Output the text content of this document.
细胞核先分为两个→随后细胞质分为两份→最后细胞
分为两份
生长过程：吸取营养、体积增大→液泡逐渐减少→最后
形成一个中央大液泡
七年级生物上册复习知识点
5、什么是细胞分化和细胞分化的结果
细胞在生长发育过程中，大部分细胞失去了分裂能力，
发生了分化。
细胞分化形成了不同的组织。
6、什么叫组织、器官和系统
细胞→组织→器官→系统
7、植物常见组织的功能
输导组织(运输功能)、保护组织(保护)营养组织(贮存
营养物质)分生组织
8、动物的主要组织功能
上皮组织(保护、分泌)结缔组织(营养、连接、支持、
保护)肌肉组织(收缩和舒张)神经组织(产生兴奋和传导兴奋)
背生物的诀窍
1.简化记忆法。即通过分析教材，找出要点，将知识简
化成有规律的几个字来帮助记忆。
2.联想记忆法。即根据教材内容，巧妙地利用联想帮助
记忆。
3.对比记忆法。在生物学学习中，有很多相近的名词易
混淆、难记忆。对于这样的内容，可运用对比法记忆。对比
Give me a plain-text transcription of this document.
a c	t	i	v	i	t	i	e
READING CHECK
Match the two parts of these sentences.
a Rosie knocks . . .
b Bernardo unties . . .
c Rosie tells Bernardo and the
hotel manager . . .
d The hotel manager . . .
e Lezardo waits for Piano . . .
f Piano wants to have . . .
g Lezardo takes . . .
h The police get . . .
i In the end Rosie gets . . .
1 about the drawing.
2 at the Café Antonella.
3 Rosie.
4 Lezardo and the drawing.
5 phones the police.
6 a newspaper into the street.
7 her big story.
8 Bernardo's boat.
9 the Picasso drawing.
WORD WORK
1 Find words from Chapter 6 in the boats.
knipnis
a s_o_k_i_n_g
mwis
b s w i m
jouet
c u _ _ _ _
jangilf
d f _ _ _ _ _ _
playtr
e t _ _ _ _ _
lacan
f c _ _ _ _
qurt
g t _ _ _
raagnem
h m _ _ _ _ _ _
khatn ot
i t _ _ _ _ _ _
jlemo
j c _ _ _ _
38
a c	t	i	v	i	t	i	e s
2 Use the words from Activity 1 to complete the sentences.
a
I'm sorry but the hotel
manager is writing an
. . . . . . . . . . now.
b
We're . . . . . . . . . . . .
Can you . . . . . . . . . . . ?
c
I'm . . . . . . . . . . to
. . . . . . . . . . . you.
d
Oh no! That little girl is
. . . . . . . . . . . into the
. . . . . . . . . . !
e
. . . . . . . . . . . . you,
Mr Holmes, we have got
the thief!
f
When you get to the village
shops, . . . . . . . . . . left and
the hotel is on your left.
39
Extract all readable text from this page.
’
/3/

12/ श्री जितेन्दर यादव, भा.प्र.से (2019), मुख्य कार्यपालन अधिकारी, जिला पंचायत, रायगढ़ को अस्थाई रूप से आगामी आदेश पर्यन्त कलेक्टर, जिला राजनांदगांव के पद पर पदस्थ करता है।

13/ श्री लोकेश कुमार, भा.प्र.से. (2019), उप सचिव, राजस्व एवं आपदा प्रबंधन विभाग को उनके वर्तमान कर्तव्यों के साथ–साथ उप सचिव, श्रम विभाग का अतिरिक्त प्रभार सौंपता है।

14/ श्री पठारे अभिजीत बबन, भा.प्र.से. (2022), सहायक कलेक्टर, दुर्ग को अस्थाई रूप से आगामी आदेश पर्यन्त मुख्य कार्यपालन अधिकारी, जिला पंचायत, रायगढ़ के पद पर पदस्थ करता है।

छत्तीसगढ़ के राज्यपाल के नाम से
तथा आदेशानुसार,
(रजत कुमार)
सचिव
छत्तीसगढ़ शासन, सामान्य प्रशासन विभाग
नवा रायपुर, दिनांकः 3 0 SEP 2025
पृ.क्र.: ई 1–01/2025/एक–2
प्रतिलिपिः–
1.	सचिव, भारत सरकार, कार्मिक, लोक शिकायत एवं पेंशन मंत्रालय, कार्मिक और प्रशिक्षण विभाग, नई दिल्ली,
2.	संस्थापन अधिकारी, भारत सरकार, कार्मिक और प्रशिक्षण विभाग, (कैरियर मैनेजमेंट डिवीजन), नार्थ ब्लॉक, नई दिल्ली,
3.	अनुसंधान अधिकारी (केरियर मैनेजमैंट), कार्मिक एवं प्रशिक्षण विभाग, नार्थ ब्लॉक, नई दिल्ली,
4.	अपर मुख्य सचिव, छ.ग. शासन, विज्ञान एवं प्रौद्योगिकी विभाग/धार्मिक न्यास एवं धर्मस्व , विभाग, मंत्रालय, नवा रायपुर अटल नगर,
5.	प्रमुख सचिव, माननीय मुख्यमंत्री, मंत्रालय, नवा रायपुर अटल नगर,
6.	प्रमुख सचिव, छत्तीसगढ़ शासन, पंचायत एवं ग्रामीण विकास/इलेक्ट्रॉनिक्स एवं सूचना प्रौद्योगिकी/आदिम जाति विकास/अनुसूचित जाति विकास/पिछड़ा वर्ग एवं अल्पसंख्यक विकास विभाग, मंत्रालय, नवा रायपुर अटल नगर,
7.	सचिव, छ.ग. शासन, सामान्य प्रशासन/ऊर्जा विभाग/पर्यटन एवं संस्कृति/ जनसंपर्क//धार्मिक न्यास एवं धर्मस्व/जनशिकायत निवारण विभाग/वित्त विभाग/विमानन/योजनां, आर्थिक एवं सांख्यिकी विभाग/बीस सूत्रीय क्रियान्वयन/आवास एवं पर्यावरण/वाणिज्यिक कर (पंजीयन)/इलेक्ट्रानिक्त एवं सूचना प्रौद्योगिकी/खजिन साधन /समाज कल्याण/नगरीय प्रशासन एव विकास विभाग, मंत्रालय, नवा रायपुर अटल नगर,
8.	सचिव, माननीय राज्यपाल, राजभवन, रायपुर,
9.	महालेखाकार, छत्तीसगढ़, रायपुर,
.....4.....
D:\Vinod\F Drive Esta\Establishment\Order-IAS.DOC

Objective:
Return the entries above exactly as they appear.

Complete response:
Output the text content of this document.
细胞核先分为两个→随后细胞质分为两份→最后细胞
分为两份
生长过程：吸取营养、体积增大→液泡逐渐减少→最后
形成一个中央大液泡
七年级生物上册复习知识点
5、什么是细胞分化和细胞分化的结果
细胞在生长发育过程中，大部分细胞失去了分裂能力，
发生了分化。
细胞分化形成了不同的组织。
6、什么叫组织、器官和系统
细胞→组织→器官→系统
7、植物常见组织的功能
输导组织(运输功能)、保护组织(保护)营养组织(贮存
营养物质)分生组织
8、动物的主要组织功能
上皮组织(保护、分泌)结缔组织(营养、连接、支持、
保护)肌肉组织(收缩和舒张)神经组织(产生兴奋和传导兴奋)
背生物的诀窍
1.简化记忆法。即通过分析教材，找出要点，将知识简
化成有规律的几个字来帮助记忆。
2.联想记忆法。即根据教材内容，巧妙地利用联想帮助
记忆。
3.对比记忆法。在生物学学习中，有很多相近的名词易
混淆、难记忆。对于这样的内容，可运用对比法记忆。对比
Give me a plain-text transcription of this document.
a c	t	i	v	i	t	i	e
READING CHECK
Match the two parts of these sentences.
a Rosie knocks . . .
b Bernardo unties . . .
c Rosie tells Bernardo and the
hotel manager . . .
d The hotel manager . . .
e Lezardo waits for Piano . . .
f Piano wants to have . . .
g Lezardo takes . . .
h The police get . . .
i In the end Rosie gets . . .
1 about the drawing.
2 at the Café Antonella.
3 Rosie.
4 Lezardo and the drawing.
5 phones the police.
6 a newspaper into the street.
7 her big story.
8 Bernardo's boat.
9 the Picasso drawing.
WORD WORK
1 Find words from Chapter 6 in the boats.
knipnis
a s_o_k_i_n_g
mwis
b s w i m
jouet
c u _ _ _ _
jangilf
d f _ _ _ _ _ _
playtr
e t _ _ _ _ _
lacan
f c _ _ _ _
qurt
g t _ _ _
raagnem
h m _ _ _ _ _ _
khatn ot
i t _ _ _ _ _ _
jlemo
j c _ _ _ _
38
a c	t	i	v	i	t	i	e s
2 Use the words from Activity 1 to complete the sentences.
a
I'm sorry but the hotel
manager is writing an
. . . . . . . . . . now.
b
We're . . . . . . . . . . . .
Can you . . . . . . . . . . . ?
c
I'm . . . . . . . . . . to
. . . . . . . . . . . you.
d
Oh no! That little girl is
. . . . . . . . . . . into the
. . . . . . . . . . !
e
. . . . . . . . . . . . you,
Mr Holmes, we have got
the thief!
f
When you get to the village
shops, . . . . . . . . . . left and
the hotel is on your left.
39
Extract all readable text from this page.
’
/3/

12/ श्री जितेन्दर यादव, भा.प्र.से (2019), मुख्य कार्यपालन अधिकारी, जिला पंचायत, रायगढ़ को अस्थाई रूप से आगामी आदेश पर्यन्त कलेक्टर, जिला राजनांदगांव के पद पर पदस्थ करता है।

13/ श्री लोकेश कुमार, भा.प्र.से. (2019), उप सचिव, राजस्व एवं आपदा प्रबंधन विभाग को उनके वर्तमान कर्तव्यों के साथ–साथ उप सचिव, श्रम विभाग का अतिरिक्त प्रभार सौंपता है।

14/ श्री पठारे अभिजीत बबन, भा.प्र.से. (2022), सहायक कलेक्टर, दुर्ग को अस्थाई रूप से आगामी आदेश पर्यन्त मुख्य कार्यपालन अधिकारी, जिला पंचायत, रायगढ़ के पद पर पदस्थ करता है।

छत्तीसगढ़ के राज्यपाल के नाम से
तथा आदेशानुसार,
(रजत कुमार)
सचिव
छत्तीसगढ़ शासन, सामान्य प्रशासन विभाग
नवा रायपुर, दिनांकः 3 0 SEP 2025
पृ.क्र.: ई 1–01/2025/एक–2
प्रतिलिपिः–
1.	सचिव, भारत सरकार, कार्मिक, लोक शिकायत एवं पेंशन मंत्रालय, कार्मिक और प्रशिक्षण विभाग, नई दिल्ली,
2.	संस्थापन अधिकारी, भारत सरकार, कार्मिक और प्रशिक्षण विभाग, (कैरियर मैनेजमेंट डिवीजन), नार्थ ब्लॉक, नई दिल्ली,
3.	अनुसंधान अधिकारी (केरियर मैनेजमैंट), कार्मिक एवं प्रशिक्षण विभाग, नार्थ ब्लॉक, नई दिल्ली,
4.	अपर मुख्य सचिव, छ.ग. शासन, विज्ञान एवं प्रौद्योगिकी विभाग/धार्मिक न्यास एवं धर्मस्व , विभाग, मंत्रालय, नवा रायपुर अटल नगर,
5.	प्रमुख सचिव, माननीय मुख्यमंत्री, मंत्रालय, नवा रायपुर अटल नगर,
6.	प्रमुख सचिव, छत्तीसगढ़ शासन, पंचायत एवं ग्रामीण विकास/इलेक्ट्रॉनिक्स एवं सूचना प्रौद्योगिकी/आदिम जाति विकास/अनुसूचित जाति विकास/पिछड़ा वर्ग एवं अल्पसंख्यक विकास विभाग, मंत्रालय, नवा रायपुर अटल नगर,
7.	सचिव, छ.ग. शासन, सामान्य प्रशासन/ऊर्जा विभाग/पर्यटन एवं संस्कृति/ जनसंपर्क//धार्मिक न्यास एवं धर्मस्व/जनशिकायत निवारण विभाग/वित्त विभाग/विमानन/योजनां, आर्थिक एवं सांख्यिकी विभाग/बीस सूत्रीय क्रियान्वयन/आवास एवं पर्यावरण/वाणिज्यिक कर (पंजीयन)/इलेक्ट्रानिक्त एवं सूचना प्रौद्योगिकी/खजिन साधन /समाज कल्याण/नगरीय प्रशासन एव विकास विभाग, मंत्रालय, नवा रायपुर अटल नगर,
8.	सचिव, माननीय राज्यपाल, राजभवन, रायपुर,
9.	महालेखाकार, छत्तीसगढ़, रायपुर,
.....4.....
D:\Vinod\F Drive Esta\Establishment\Order-IAS.DOC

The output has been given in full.